▶ [Written task]: Print the listing below exactly.

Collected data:
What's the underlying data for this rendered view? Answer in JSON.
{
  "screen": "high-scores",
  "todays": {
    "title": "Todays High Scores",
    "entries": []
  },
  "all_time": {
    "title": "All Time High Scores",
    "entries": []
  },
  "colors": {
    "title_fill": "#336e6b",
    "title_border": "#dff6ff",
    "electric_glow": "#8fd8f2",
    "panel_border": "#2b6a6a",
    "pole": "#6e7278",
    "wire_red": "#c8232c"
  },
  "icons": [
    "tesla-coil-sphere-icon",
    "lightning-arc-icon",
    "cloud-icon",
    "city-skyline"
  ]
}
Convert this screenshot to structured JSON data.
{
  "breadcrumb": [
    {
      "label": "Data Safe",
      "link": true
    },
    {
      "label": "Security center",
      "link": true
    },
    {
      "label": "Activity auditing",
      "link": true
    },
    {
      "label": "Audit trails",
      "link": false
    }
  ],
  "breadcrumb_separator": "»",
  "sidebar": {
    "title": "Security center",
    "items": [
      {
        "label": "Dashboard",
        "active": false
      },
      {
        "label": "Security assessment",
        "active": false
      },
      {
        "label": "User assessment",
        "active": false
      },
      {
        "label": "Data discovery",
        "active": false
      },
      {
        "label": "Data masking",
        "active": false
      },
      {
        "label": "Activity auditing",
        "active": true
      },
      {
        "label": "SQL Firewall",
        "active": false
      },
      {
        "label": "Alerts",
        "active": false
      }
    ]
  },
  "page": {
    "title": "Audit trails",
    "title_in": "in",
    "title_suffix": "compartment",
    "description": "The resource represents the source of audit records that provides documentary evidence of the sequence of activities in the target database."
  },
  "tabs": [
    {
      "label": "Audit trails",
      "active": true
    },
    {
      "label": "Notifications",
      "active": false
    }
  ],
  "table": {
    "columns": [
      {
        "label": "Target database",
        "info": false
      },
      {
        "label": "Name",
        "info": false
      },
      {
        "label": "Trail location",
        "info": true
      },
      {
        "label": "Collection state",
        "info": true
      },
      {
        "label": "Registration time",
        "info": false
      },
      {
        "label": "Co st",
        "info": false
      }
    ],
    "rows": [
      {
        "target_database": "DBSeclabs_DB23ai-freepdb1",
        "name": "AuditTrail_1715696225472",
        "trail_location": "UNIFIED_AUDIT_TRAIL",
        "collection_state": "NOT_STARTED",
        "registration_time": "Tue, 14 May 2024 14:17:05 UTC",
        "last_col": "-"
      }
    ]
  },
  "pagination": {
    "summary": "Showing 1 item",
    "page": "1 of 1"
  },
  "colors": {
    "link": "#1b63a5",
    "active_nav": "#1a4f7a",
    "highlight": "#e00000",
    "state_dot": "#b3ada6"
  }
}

▶ [Result for this exercise]:
What's the underlying data for this rendered view? Answer in JSON.
{
  "screen": "high-scores",
  "todays": {
    "title": "Todays High Scores",
    "entries": []
  },
  "all_time": {
    "title": "All Time High Scores",
    "entries": []
  },
  "colors": {
    "title_fill": "#336e6b",
    "title_border": "#dff6ff",
    "electric_glow": "#8fd8f2",
    "panel_border": "#2b6a6a",
    "pole": "#6e7278",
    "wire_red": "#c8232c"
  },
  "icons": [
    "tesla-coil-sphere-icon",
    "lightning-arc-icon",
    "cloud-icon",
    "city-skyline"
  ]
}
Convert this screenshot to structured JSON data.
{
  "breadcrumb": [
    {
      "label": "Data Safe",
      "link": true
    },
    {
      "label": "Security center",
      "link": true
    },
    {
      "label": "Activity auditing",
      "link": true
    },
    {
      "label": "Audit trails",
      "link": false
    }
  ],
  "breadcrumb_separator": "»",
  "sidebar": {
    "title": "Security center",
    "items": [
      {
        "label": "Dashboard",
        "active": false
      },
      {
        "label": "Security assessment",
        "active": false
      },
      {
        "label": "User assessment",
        "active": false
      },
      {
        "label": "Data discovery",
        "active": false
      },
      {
        "label": "Data masking",
        "active": false
      },
      {
        "label": "Activity auditing",
        "active": true
      },
      {
        "label": "SQL Firewall",
        "active": false
      },
      {
        "label": "Alerts",
        "active": false
      }
    ]
  },
  "page": {
    "title": "Audit trails",
    "title_in": "in",
    "title_suffix": "compartment",
    "description": "The resource represents the source of audit records that provides documentary evidence of the sequence of activities in the target database."
  },
  "tabs": [
    {
      "label": "Audit trails",
      "active": true
    },
    {
      "label": "Notifications",
      "active": false
    }
  ],
  "table": {
    "columns": [
      {
        "label": "Target database",
        "info": false
      },
      {
        "label": "Name",
        "info": false
      },
      {
        "label": "Trail location",
        "info": true
      },
      {
        "label": "Collection state",
        "info": true
      },
      {
        "label": "Registration time",
        "info": false
      },
      {
        "label": "Co st",
        "info": false
      }
    ],
    "rows": [
      {
        "target_database": "DBSeclabs_DB23ai-freepdb1",
        "name": "AuditTrail_1715696225472",
        "trail_location": "UNIFIED_AUDIT_TRAIL",
        "collection_state": "NOT_STARTED",
        "registration_time": "Tue, 14 May 2024 14:17:05 UTC",
        "last_col": "-"
      }
    ]
  },
  "pagination": {
    "summary": "Showing 1 item",
    "page": "1 of 1"
  },
  "colors": {
    "link": "#1b63a5",
    "active_nav": "#1a4f7a",
    "highlight": "#e00000",
    "state_dot": "#b3ada6"
  }
}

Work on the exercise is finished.